GIVEN RECORDS:
-=-=-=-=-
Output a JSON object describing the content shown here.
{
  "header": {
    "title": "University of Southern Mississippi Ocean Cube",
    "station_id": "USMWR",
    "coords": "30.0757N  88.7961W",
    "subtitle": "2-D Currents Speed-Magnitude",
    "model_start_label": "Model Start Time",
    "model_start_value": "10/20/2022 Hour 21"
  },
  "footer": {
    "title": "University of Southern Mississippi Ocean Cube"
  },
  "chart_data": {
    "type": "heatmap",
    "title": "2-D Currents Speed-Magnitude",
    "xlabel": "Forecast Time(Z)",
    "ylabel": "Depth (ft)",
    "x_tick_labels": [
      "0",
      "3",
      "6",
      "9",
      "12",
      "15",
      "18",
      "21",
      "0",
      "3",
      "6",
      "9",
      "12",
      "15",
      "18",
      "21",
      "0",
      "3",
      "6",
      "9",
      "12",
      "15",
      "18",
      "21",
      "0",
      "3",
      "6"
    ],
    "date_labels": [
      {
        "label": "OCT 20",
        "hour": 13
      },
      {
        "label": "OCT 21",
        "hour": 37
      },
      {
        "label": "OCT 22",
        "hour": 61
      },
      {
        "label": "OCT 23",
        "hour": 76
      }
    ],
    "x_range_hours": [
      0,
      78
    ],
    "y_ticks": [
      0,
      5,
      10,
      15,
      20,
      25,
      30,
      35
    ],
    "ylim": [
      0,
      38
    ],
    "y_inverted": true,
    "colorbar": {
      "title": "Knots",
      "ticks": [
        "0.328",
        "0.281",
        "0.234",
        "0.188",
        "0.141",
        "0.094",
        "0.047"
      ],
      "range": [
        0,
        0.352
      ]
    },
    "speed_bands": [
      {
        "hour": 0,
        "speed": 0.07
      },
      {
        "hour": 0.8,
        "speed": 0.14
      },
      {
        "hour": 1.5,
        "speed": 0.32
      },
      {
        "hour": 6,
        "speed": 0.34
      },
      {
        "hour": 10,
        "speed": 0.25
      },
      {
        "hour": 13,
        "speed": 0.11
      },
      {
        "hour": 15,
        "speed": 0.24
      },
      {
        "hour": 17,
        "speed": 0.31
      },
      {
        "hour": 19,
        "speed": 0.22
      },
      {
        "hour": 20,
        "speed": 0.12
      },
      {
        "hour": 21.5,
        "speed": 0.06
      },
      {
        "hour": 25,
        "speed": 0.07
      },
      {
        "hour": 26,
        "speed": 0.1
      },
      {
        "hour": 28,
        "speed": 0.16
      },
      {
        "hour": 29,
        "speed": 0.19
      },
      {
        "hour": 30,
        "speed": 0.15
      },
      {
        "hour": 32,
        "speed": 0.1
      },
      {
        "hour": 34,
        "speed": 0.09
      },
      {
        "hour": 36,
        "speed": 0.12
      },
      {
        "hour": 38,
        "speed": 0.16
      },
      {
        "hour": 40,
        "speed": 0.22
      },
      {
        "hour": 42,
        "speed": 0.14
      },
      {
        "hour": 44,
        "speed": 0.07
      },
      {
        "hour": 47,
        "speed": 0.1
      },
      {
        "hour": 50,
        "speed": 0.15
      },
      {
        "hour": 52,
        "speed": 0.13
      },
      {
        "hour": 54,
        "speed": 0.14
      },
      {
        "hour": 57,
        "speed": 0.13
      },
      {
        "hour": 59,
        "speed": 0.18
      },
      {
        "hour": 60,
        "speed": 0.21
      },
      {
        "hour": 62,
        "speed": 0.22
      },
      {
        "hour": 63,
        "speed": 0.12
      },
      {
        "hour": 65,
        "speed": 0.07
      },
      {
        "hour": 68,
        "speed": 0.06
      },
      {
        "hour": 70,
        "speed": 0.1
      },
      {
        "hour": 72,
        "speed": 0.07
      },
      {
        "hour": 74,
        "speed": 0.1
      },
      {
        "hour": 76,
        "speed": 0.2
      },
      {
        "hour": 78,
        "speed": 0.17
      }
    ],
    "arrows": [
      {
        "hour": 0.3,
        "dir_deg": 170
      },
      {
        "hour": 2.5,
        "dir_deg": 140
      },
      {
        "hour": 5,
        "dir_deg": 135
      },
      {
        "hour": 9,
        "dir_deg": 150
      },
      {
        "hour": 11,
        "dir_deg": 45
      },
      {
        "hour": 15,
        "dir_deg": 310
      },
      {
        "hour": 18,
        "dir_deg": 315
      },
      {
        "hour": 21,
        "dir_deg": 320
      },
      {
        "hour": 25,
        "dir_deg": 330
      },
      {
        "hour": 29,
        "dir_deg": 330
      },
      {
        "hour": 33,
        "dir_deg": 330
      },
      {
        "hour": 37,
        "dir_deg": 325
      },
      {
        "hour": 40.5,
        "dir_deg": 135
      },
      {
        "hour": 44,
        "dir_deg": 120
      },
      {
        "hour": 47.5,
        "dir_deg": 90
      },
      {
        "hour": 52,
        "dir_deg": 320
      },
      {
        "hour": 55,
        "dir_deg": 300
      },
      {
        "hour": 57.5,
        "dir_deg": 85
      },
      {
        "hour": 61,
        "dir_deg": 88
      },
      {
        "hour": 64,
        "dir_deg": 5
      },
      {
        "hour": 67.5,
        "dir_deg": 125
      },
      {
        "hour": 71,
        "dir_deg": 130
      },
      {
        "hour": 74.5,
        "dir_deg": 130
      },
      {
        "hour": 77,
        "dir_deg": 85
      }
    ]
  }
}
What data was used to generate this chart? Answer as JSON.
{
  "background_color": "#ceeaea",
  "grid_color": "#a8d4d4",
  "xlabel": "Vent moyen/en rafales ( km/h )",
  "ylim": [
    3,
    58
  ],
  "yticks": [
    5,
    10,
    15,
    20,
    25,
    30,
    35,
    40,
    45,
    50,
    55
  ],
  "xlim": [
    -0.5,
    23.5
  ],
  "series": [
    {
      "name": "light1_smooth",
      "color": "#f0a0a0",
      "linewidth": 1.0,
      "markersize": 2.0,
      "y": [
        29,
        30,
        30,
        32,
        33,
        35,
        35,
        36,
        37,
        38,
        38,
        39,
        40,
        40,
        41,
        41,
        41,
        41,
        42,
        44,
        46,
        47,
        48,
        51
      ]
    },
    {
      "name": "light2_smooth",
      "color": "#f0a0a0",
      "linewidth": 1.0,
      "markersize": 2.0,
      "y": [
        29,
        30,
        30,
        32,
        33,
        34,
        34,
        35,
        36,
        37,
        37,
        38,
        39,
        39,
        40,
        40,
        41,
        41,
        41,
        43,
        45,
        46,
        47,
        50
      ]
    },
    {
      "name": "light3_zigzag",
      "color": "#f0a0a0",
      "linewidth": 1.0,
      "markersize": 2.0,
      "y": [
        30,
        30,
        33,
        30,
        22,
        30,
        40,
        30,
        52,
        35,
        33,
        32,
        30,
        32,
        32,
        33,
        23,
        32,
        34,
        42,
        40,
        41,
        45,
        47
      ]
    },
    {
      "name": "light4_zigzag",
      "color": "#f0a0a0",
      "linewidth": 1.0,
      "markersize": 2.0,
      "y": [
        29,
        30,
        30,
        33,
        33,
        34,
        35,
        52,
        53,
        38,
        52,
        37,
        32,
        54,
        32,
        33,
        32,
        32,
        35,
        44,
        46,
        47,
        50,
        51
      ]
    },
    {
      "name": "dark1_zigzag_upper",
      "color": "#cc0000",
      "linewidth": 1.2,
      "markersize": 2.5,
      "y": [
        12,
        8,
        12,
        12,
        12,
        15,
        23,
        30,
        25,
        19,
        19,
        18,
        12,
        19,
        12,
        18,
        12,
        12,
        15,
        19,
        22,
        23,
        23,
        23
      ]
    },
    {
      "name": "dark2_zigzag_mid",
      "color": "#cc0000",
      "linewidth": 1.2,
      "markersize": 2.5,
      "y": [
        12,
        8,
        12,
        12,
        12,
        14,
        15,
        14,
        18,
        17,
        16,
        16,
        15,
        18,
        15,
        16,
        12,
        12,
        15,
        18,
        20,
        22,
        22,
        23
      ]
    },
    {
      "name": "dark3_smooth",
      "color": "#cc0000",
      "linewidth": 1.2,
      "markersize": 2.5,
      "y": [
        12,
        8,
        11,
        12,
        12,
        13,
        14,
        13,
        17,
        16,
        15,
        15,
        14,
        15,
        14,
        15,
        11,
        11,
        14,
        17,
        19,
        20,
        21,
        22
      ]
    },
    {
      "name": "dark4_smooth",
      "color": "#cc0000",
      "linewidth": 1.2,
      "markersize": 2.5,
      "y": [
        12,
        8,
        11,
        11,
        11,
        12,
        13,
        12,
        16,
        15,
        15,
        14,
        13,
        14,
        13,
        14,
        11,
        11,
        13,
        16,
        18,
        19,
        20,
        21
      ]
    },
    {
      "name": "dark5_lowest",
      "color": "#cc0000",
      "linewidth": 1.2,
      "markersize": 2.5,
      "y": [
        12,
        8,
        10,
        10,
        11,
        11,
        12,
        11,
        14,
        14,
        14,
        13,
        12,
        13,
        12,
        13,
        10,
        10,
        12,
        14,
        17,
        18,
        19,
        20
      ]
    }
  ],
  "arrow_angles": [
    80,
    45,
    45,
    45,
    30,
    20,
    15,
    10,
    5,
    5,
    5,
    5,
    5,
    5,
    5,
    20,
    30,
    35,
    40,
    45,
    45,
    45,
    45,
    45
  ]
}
-=-=-=-=-
TO BE DONE:
Working from the entries above, return all lines that contain "Mississippi".

ANSWER TO THE EXERCISE:
    "title": "University of Southern Mississippi Ocean Cube",
    "title": "University of Southern Mississippi Ocean Cube"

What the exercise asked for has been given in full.